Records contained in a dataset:
---

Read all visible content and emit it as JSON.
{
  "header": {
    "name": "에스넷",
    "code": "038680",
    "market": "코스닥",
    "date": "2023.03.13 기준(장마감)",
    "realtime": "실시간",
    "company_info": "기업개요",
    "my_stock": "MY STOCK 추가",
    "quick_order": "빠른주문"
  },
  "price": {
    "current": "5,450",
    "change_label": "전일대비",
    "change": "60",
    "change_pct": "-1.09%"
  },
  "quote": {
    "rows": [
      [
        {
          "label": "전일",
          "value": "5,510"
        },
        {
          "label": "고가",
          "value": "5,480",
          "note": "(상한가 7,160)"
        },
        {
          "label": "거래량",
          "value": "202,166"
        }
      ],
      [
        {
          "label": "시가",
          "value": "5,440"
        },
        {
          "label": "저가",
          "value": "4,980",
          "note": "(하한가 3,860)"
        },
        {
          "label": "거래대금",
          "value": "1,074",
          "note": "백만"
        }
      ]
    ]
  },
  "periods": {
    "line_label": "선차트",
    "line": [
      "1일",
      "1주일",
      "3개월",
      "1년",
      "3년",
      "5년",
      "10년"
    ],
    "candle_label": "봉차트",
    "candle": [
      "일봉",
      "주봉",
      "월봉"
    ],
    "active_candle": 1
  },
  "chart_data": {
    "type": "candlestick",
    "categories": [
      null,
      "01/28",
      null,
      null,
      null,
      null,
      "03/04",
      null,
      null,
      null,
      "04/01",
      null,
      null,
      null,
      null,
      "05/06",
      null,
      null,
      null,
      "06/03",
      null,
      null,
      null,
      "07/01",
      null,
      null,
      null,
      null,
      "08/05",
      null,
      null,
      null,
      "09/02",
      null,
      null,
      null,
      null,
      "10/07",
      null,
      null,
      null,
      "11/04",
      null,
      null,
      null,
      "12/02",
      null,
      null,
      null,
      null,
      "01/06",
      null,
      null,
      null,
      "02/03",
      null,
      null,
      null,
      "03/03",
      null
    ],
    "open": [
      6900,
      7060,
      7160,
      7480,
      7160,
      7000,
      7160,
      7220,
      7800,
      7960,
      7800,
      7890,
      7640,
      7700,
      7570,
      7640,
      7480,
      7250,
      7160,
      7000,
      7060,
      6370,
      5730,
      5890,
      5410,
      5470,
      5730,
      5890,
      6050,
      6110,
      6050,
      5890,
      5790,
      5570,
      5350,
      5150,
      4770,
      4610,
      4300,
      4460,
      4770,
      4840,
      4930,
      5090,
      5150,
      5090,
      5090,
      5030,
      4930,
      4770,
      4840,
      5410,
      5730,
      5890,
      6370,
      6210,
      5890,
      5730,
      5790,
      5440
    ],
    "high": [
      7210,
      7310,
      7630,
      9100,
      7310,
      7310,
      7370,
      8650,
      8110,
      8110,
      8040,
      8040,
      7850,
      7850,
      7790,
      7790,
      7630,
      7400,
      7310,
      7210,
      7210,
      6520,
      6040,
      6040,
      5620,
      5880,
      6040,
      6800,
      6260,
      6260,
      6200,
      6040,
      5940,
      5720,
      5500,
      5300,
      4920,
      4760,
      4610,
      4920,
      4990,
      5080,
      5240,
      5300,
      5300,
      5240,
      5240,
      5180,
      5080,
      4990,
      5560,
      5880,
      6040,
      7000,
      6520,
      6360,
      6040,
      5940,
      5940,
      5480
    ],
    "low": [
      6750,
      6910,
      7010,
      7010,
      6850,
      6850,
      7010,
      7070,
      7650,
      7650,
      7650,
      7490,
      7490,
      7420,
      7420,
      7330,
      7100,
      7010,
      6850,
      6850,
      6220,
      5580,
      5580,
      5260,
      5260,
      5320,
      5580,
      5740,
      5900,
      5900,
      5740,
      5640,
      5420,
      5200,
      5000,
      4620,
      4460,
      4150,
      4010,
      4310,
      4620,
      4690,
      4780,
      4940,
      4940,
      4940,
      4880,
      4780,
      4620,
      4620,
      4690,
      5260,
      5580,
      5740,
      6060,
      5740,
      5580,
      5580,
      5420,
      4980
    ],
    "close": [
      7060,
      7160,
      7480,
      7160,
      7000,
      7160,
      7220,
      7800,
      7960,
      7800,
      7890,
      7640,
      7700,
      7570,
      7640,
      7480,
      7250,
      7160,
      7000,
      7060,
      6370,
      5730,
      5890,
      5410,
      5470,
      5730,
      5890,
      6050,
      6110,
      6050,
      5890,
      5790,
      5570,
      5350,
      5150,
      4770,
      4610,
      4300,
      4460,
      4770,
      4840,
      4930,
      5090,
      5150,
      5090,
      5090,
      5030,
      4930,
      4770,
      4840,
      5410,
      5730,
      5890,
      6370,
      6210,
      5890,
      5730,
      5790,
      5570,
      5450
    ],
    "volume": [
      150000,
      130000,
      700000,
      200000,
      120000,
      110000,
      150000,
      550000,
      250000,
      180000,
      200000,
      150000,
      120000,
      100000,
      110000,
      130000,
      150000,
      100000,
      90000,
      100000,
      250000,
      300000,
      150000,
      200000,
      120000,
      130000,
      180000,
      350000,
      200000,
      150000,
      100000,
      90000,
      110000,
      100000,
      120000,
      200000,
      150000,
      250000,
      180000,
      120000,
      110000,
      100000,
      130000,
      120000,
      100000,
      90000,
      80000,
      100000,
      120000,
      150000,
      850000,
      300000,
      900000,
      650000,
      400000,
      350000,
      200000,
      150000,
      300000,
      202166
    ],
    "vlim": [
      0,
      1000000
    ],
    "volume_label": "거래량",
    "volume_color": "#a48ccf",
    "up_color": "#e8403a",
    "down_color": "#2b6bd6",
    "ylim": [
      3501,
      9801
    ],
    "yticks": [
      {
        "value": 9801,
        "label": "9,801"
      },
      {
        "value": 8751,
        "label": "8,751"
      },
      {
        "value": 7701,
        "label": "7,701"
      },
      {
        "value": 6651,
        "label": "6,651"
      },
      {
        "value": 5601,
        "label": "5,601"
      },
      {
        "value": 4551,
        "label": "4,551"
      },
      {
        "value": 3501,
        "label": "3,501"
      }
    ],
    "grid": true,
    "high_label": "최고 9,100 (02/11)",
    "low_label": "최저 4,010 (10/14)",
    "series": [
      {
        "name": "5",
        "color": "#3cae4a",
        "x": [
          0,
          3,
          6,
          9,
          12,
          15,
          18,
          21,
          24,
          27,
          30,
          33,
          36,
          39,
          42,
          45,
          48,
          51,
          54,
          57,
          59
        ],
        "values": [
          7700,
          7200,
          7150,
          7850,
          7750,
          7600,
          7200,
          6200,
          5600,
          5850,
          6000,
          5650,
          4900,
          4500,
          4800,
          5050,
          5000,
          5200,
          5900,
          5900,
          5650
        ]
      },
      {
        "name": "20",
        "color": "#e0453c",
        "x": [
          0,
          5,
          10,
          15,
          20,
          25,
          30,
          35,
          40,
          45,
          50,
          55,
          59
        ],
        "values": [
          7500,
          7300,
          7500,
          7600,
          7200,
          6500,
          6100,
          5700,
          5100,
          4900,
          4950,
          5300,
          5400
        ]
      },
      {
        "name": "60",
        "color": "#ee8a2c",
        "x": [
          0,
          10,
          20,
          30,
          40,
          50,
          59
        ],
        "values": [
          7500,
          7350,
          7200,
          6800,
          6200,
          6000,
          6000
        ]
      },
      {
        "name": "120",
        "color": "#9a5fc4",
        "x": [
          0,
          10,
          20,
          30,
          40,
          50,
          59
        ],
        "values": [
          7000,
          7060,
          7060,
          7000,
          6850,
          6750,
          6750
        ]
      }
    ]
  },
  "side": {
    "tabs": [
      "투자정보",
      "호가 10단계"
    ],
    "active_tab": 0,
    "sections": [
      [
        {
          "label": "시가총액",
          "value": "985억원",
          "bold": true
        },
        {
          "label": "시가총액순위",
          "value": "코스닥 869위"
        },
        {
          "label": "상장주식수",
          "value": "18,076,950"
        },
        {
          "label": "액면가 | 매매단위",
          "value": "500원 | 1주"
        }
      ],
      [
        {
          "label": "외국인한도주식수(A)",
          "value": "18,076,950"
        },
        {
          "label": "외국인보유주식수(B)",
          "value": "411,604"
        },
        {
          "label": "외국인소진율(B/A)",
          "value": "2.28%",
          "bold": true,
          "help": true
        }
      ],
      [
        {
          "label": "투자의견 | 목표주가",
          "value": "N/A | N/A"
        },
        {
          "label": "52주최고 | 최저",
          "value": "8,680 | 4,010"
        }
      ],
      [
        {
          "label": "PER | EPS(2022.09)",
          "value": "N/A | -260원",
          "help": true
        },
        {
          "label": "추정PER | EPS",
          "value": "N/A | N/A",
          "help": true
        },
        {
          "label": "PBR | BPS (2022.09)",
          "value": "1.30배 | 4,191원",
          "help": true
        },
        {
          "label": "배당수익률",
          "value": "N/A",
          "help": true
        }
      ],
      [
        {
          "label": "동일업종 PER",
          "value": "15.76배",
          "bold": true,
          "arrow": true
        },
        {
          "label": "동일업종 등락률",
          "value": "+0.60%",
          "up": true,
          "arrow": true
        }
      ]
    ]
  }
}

---

Stated goal: Write out every line of the listing that holds the word "name".

Final answer:
    "name": "에스넷",
        "name": "5",
        "name": "20",
        "name": "60",
        "name": "120",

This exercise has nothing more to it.